■ **Written task**: Only the number is wanted: how many lines in the data contain "Service"?

■ **Entries provided**:
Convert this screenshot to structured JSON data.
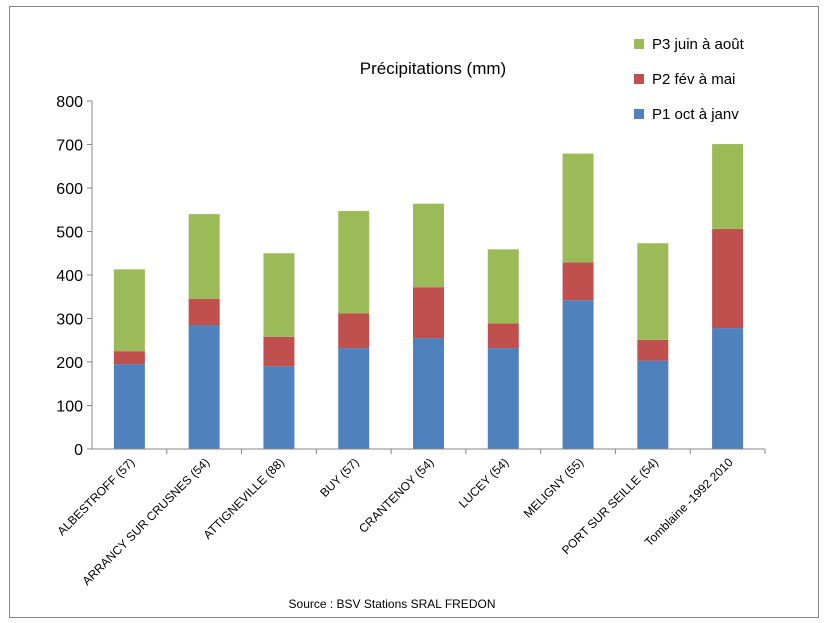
{
  "chart_data": {
    "type": "bar",
    "stacked": true,
    "title": "Précipitations (mm)",
    "source": "Source : BSV Stations SRAL FREDON",
    "categories": [
      "ALBESTROFF (57)",
      "ARRANCY SUR CRUSNES (54)",
      "ATTIGNEVILLE (88)",
      "BUY (57)",
      "CRANTENOY (54)",
      "LUCEY (54)",
      "MELIGNY (55)",
      "PORT SUR SEILLE (54)",
      "Tomblaine -1992 2010"
    ],
    "series": [
      {
        "name": "P1 oct à janv",
        "color": "#4f81bd",
        "values": [
          195,
          285,
          190,
          232,
          255,
          232,
          342,
          203,
          278
        ]
      },
      {
        "name": "P2 fév à mai",
        "color": "#c0504d",
        "values": [
          30,
          60,
          68,
          80,
          117,
          57,
          87,
          48,
          228
        ]
      },
      {
        "name": "P3 juin à août",
        "color": "#9bbb59",
        "values": [
          188,
          195,
          192,
          235,
          192,
          170,
          250,
          222,
          195
        ]
      }
    ],
    "legend_order": [
      "P3 juin à août",
      "P2 fév à mai",
      "P1 oct à janv"
    ],
    "legend_position": "top-right",
    "ylim": [
      0,
      800
    ],
    "yticks": [
      0,
      100,
      200,
      300,
      400,
      500,
      600,
      700,
      800
    ],
    "grid": false
  }
}
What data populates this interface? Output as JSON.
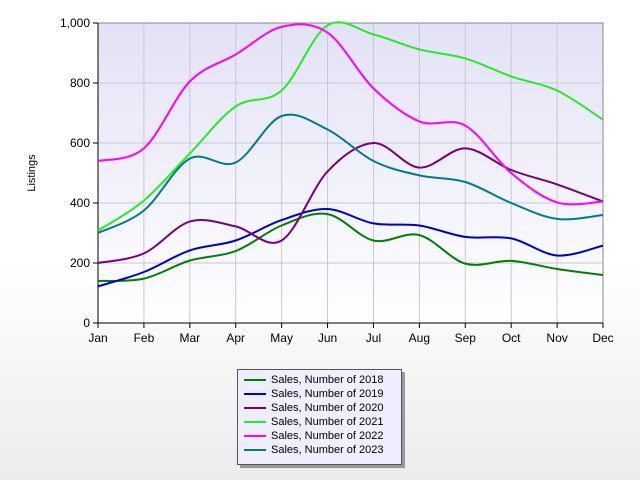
{
  "chart_data": {
    "type": "line",
    "title": "",
    "xlabel": "",
    "ylabel": "Listings",
    "ylim": [
      0,
      1000
    ],
    "yticks": [
      0,
      200,
      400,
      600,
      800,
      1000
    ],
    "ytick_labels": [
      "0",
      "200",
      "400",
      "600",
      "800",
      "1,000"
    ],
    "categories": [
      "Jan",
      "Feb",
      "Mar",
      "Apr",
      "May",
      "Jun",
      "Jul",
      "Aug",
      "Sep",
      "Oct",
      "Nov",
      "Dec"
    ],
    "grid": true,
    "legend_position": "bottom",
    "series": [
      {
        "name": "Sales, Number of 2018",
        "color": "#008000",
        "values": [
          140,
          148,
          208,
          240,
          325,
          363,
          275,
          293,
          198,
          207,
          180,
          160
        ]
      },
      {
        "name": "Sales, Number of 2019",
        "color": "#0000cc",
        "values": [
          122,
          170,
          242,
          275,
          343,
          380,
          332,
          325,
          287,
          282,
          225,
          258
        ]
      },
      {
        "name": "Sales, Number of 2020",
        "color": "#7a007a",
        "values": [
          200,
          232,
          338,
          322,
          275,
          505,
          600,
          518,
          582,
          510,
          462,
          405
        ]
      },
      {
        "name": "Sales, Number of 2021",
        "color": "#22ee22",
        "values": [
          308,
          408,
          565,
          722,
          775,
          992,
          962,
          912,
          882,
          822,
          775,
          678
        ]
      },
      {
        "name": "Sales, Number of 2022",
        "color": "#ff00ff",
        "values": [
          540,
          582,
          805,
          895,
          987,
          968,
          782,
          672,
          658,
          500,
          402,
          405
        ]
      },
      {
        "name": "Sales, Number of 2023",
        "color": "#007b8a",
        "values": [
          300,
          375,
          548,
          535,
          690,
          645,
          540,
          492,
          470,
          400,
          347,
          360
        ]
      }
    ]
  }
}
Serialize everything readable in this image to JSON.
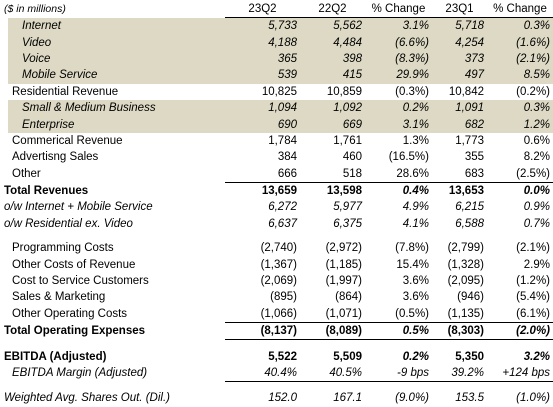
{
  "header": {
    "caption": "($ in millions)",
    "columns": [
      "23Q2",
      "22Q2",
      "% Change",
      "23Q1",
      "% Change"
    ]
  },
  "rows": [
    {
      "label": "Internet",
      "values": [
        "5,733",
        "5,562",
        "3.1%",
        "5,718",
        "0.3%"
      ]
    },
    {
      "label": "Video",
      "values": [
        "4,188",
        "4,484",
        "(6.6%)",
        "4,254",
        "(1.6%)"
      ]
    },
    {
      "label": "Voice",
      "values": [
        "365",
        "398",
        "(8.3%)",
        "373",
        "(2.1%)"
      ]
    },
    {
      "label": "Mobile Service",
      "values": [
        "539",
        "415",
        "29.9%",
        "497",
        "8.5%"
      ]
    },
    {
      "label": "Residential Revenue",
      "values": [
        "10,825",
        "10,859",
        "(0.3%)",
        "10,842",
        "(0.2%)"
      ]
    },
    {
      "label": "Small & Medium Business",
      "values": [
        "1,094",
        "1,092",
        "0.2%",
        "1,091",
        "0.3%"
      ]
    },
    {
      "label": "Enterprise",
      "values": [
        "690",
        "669",
        "3.1%",
        "682",
        "1.2%"
      ]
    },
    {
      "label": "Commerical Revenue",
      "values": [
        "1,784",
        "1,761",
        "1.3%",
        "1,773",
        "0.6%"
      ]
    },
    {
      "label": "Advertisng Sales",
      "values": [
        "384",
        "460",
        "(16.5%)",
        "355",
        "8.2%"
      ]
    },
    {
      "label": "Other",
      "values": [
        "666",
        "518",
        "28.6%",
        "683",
        "(2.5%)"
      ]
    },
    {
      "label": "Total Revenues",
      "values": [
        "13,659",
        "13,598",
        "0.4%",
        "13,653",
        "0.0%"
      ]
    },
    {
      "label": "o/w Internet + Mobile Service",
      "values": [
        "6,272",
        "5,977",
        "4.9%",
        "6,215",
        "0.9%"
      ]
    },
    {
      "label": "o/w Residential ex. Video",
      "values": [
        "6,637",
        "6,375",
        "4.1%",
        "6,588",
        "0.7%"
      ]
    },
    {
      "label": "Programming Costs",
      "values": [
        "(2,740)",
        "(2,972)",
        "(7.8%)",
        "(2,799)",
        "(2.1%)"
      ]
    },
    {
      "label": "Other Costs of Revenue",
      "values": [
        "(1,367)",
        "(1,185)",
        "15.4%",
        "(1,328)",
        "2.9%"
      ]
    },
    {
      "label": "Cost to Service Customers",
      "values": [
        "(2,069)",
        "(1,997)",
        "3.6%",
        "(2,095)",
        "(1.2%)"
      ]
    },
    {
      "label": "Sales & Marketing",
      "values": [
        "(895)",
        "(864)",
        "3.6%",
        "(946)",
        "(5.4%)"
      ]
    },
    {
      "label": "Other Operating Costs",
      "values": [
        "(1,066)",
        "(1,071)",
        "(0.5%)",
        "(1,135)",
        "(6.1%)"
      ]
    },
    {
      "label": "Total Operating Expenses",
      "values": [
        "(8,137)",
        "(8,089)",
        "0.5%",
        "(8,303)",
        "(2.0%)"
      ]
    },
    {
      "label": "EBITDA (Adjusted)",
      "values": [
        "5,522",
        "5,509",
        "0.2%",
        "5,350",
        "3.2%"
      ]
    },
    {
      "label": "EBITDA Margin (Adjusted)",
      "values": [
        "40.4%",
        "40.5%",
        "-9 bps",
        "39.2%",
        "+124 bps"
      ]
    },
    {
      "label": "Weighted Avg. Shares Out. (Dil.)",
      "values": [
        "152.0",
        "167.1",
        "(9.0%)",
        "153.5",
        "(1.0%)"
      ]
    }
  ]
}
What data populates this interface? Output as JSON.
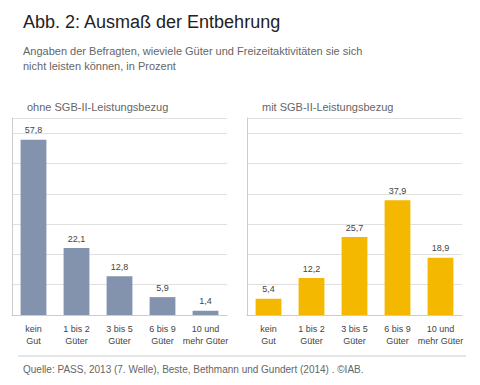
{
  "title": "Abb. 2: Ausmaß der Entbehrung",
  "subtitle": [
    "Angaben der Befragten, wieviele Güter und Freizeitaktivitäten sie sich",
    "nicht leisten können, in Prozent"
  ],
  "annotations": [
    "Quelle: PASS, 2013 (7. Welle), Beste, Bethmann und Gundert (2014) . ©IAB."
  ],
  "chart_data": [
    {
      "type": "bar",
      "title": "ohne SGB-II-Leistungsbezug",
      "categories": [
        "kein\nGut",
        "1 bis 2\nGüter",
        "3 bis 5\nGüter",
        "6 bis 9\nGüter",
        "10 und\nmehr Güter"
      ],
      "values": [
        57.8,
        22.1,
        12.8,
        5.9,
        1.4
      ],
      "value_labels": [
        "57,8",
        "22,1",
        "12,8",
        "5,9",
        "1,4"
      ],
      "color": "#8393AE",
      "ylim": [
        0,
        65
      ],
      "yticks": [
        0,
        10,
        20,
        30,
        40,
        50,
        60
      ],
      "grid": true,
      "data_labels": true,
      "tick_labels": "x"
    },
    {
      "type": "bar",
      "title": "mit SGB-II-Leistungsbezug",
      "categories": [
        "kein\nGut",
        "1 bis 2\nGüter",
        "3 bis 5\nGüter",
        "6 bis 9\nGüter",
        "10 und\nmehr Güter"
      ],
      "values": [
        5.4,
        12.2,
        25.7,
        37.9,
        18.9
      ],
      "value_labels": [
        "5,4",
        "12,2",
        "25,7",
        "37,9",
        "18,9"
      ],
      "color": "#F5B800",
      "ylim": [
        0,
        65
      ],
      "yticks": [
        0,
        10,
        20,
        30,
        40,
        50,
        60
      ],
      "grid": true,
      "data_labels": true,
      "tick_labels": "x"
    }
  ]
}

■ **The completed task**: 3